Extracted data entries:
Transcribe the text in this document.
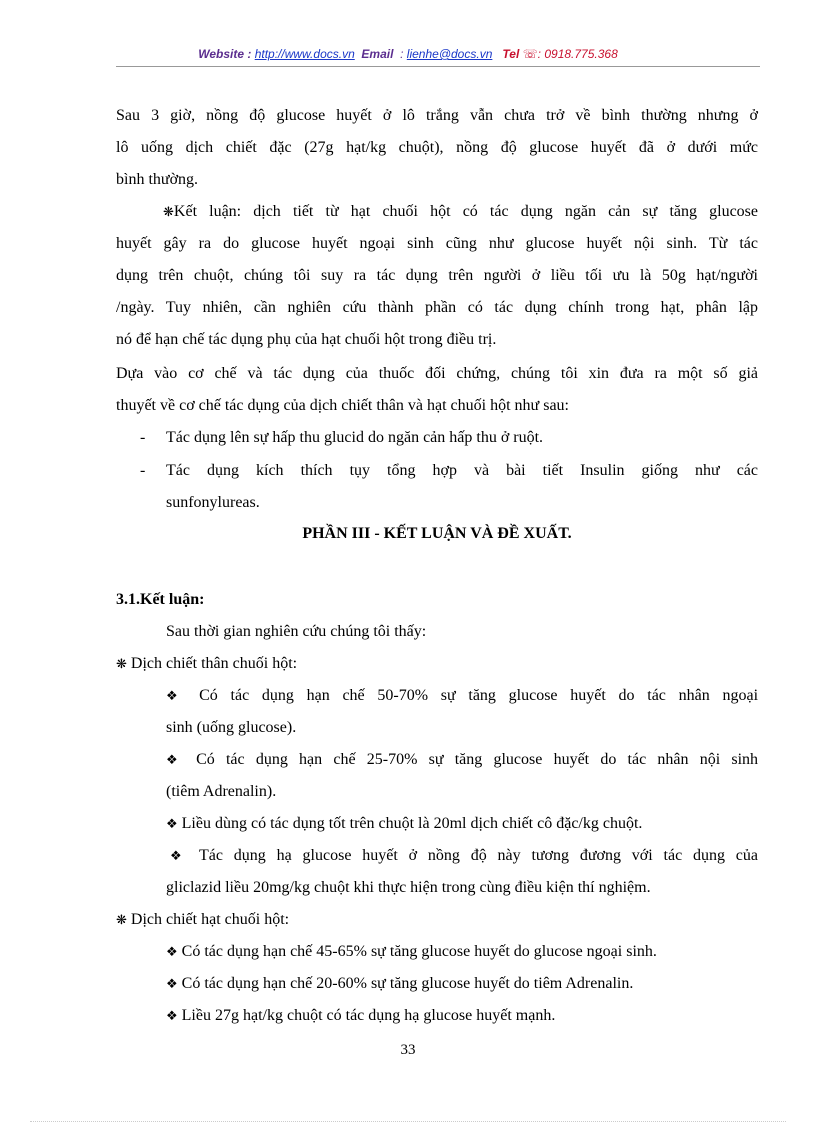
Website : http://www.docs.vn Email : lienhe@docs.vn Tel ☏: 0918.775.368
Sau 3 giờ, nồng độ glucose huyết ở lô trắng vẫn chưa trở về bình thường nhưng ở
lô uống dịch chiết đặc (27g hạt/kg chuột), nồng độ glucose huyết đã ở dưới mức
bình thường.
❋Kết luận: dịch tiết từ hạt chuối hột có tác dụng ngăn cản sự tăng glucose
huyết gây ra do glucose huyết ngoại sinh cũng như glucose huyết nội sinh. Từ tác
dụng trên chuột, chúng tôi suy ra tác dụng trên người ở liều tối ưu là 50g hạt/người
/ngày. Tuy nhiên, cần nghiên cứu thành phần có tác dụng chính trong hạt, phân lập
nó để hạn chế tác dụng phụ của hạt chuối hột trong điều trị.
Dựa vào cơ chế và tác dụng của thuốc đối chứng, chúng tôi xin đưa ra một số giả
thuyết về cơ chế tác dụng của dịch chiết thân và hạt chuối hột như sau:
- Tác dụng lên sự hấp thu glucid do ngăn cản hấp thu ở ruột.
- Tác dụng kích thích tụy tổng hợp và bài tiết Insulin giống như các
sunfonylureas.
PHẦN III - KẾT LUẬN VÀ ĐỀ XUẤT.
3.1.Kết luận:
Sau thời gian nghiên cứu chúng tôi thấy:
❋ Dịch chiết thân chuối hột:
❖ Có tác dụng hạn chế 50-70% sự tăng glucose huyết do tác nhân ngoại
sinh (uống glucose).
❖ Có tác dụng hạn chế 25-70% sự tăng glucose huyết do tác nhân nội sinh
(tiêm Adrenalin).
❖ Liều dùng có tác dụng tốt trên chuột là 20ml dịch chiết cô đặc/kg chuột.
❖ Tác dụng hạ glucose huyết ở nồng độ này tương đương với tác dụng của
gliclazid liều 20mg/kg chuột khi thực hiện trong cùng điều kiện thí nghiệm.
❋ Dịch chiết hạt chuối hột:
❖ Có tác dụng hạn chế 45-65% sự tăng glucose huyết do glucose ngoại sinh.
❖ Có tác dụng hạn chế 20-60% sự tăng glucose huyết do tiêm Adrenalin.
❖ Liều 27g hạt/kg chuột có tác dụng hạ glucose huyết mạnh.
33
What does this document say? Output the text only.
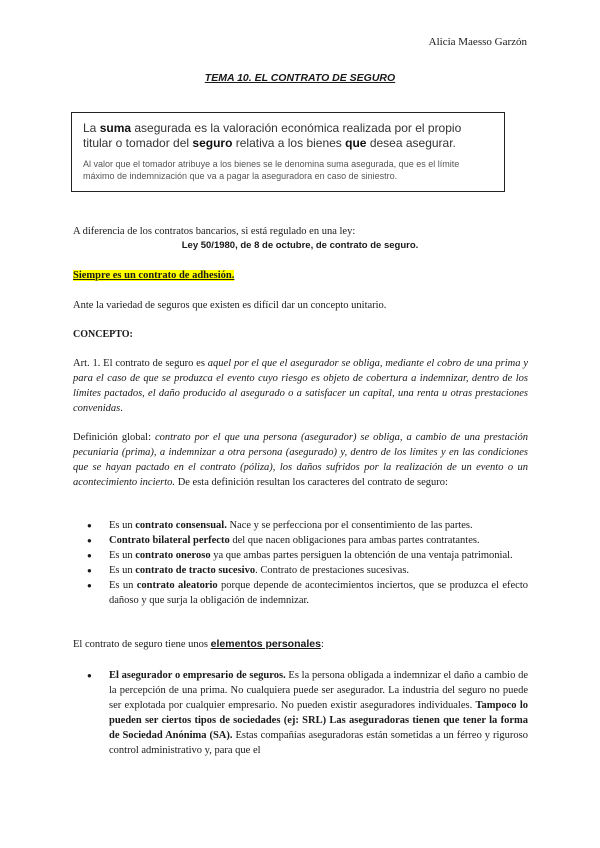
Alicia Maesso Garzón
TEMA 10. EL CONTRATO DE SEGURO
La suma asegurada es la valoración económica realizada por el propio titular o tomador del seguro relativa a los bienes que desea asegurar.
Al valor que el tomador atribuye a los bienes se le denomina suma asegurada, que es el límite máximo de indemnización que va a pagar la aseguradora en caso de siniestro.
A diferencia de los contratos bancarios, si está regulado en una ley:
Ley 50/1980, de 8 de octubre, de contrato de seguro.
Siempre es un contrato de adhesión.
Ante la variedad de seguros que existen es difícil dar un concepto unitario.
CONCEPTO:
Art. 1. El contrato de seguro es aquel por el que el asegurador se obliga, mediante el cobro de una prima y para el caso de que se produzca el evento cuyo riesgo es objeto de cobertura a indemnizar, dentro de los límites pactados, el daño producido al asegurado o a satisfacer un capital, una renta u otras prestaciones convenidas.
Definición global: contrato por el que una persona (asegurador) se obliga, a cambio de una prestación pecuniaria (prima), a indemnizar a otra persona (asegurado) y, dentro de los límites y en las condiciones que se hayan pactado en el contrato (póliza), los daños sufridos por la realización de un evento o un acontecimiento incierto. De esta definición resultan los caracteres del contrato de seguro:
● Es un contrato consensual. Nace y se perfecciona por el consentimiento de las partes.
● Contrato bilateral perfecto del que nacen obligaciones para ambas partes contratantes.
● Es un contrato oneroso ya que ambas partes persiguen la obtención de una ventaja patrimonial.
● Es un contrato de tracto sucesivo. Contrato de prestaciones sucesivas.
● Es un contrato aleatorio porque depende de acontecimientos inciertos, que se produzca el efecto dañoso y que surja la obligación de indemnizar.
El contrato de seguro tiene unos elementos personales:
● El asegurador o empresario de seguros. Es la persona obligada a indemnizar el daño a cambio de la percepción de una prima. No cualquiera puede ser asegurador. La industria del seguro no puede ser explotada por cualquier empresario. No pueden existir aseguradores individuales. Tampoco lo pueden ser ciertos tipos de sociedades (ej: SRL) Las aseguradoras tienen que tener la forma de Sociedad Anónima (SA). Estas compañías aseguradoras están sometidas a un férreo y riguroso control administrativo y, para que el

WORK TO DO: Show all lines in the entries above where the string "chuối" appears.

WRITTEN RESPONSE:
❋Kết luận: dịch tiết từ hạt chuối hột có tác dụng ngăn cản sự tăng glucose
nó để hạn chế tác dụng phụ của hạt chuối hột trong điều trị.
thuyết về cơ chế tác dụng của dịch chiết thân và hạt chuối hột như sau:
❋ Dịch chiết thân chuối hột:
❋ Dịch chiết hạt chuối hột:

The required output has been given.